#### [Description of the task]
Give the number of lines holding the string "Public" and nothing more.

#### [Exercise inputs]
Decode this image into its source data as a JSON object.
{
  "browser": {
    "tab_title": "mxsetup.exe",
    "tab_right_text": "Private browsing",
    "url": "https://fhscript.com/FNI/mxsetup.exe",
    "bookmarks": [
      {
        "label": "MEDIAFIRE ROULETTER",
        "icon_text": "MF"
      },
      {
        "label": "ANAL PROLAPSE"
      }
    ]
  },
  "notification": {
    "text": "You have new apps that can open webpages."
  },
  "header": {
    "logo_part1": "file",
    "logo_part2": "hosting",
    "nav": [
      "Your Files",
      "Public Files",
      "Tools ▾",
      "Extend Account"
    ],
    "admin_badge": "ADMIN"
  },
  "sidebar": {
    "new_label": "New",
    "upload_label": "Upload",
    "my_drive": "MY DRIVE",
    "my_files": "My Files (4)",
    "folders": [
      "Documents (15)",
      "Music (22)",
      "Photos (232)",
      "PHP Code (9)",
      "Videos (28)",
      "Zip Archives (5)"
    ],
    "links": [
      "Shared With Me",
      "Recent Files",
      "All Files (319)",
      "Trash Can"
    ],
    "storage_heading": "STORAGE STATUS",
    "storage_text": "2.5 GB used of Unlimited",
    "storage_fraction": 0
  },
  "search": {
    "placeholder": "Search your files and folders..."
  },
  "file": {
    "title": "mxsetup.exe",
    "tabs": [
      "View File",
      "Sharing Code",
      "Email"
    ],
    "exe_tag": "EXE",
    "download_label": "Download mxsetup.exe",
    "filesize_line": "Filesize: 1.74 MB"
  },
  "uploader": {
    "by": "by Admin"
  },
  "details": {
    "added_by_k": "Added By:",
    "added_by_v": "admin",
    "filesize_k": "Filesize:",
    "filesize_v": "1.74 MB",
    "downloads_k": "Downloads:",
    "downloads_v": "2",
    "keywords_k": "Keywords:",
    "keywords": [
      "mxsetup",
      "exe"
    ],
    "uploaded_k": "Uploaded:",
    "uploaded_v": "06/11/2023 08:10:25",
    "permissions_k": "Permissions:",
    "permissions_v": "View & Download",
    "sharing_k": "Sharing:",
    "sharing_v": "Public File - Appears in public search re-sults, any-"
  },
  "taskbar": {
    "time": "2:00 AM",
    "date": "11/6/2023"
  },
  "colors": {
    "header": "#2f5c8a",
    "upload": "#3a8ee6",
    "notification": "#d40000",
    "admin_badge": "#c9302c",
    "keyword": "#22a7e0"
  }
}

#### [Output of the exercise]
2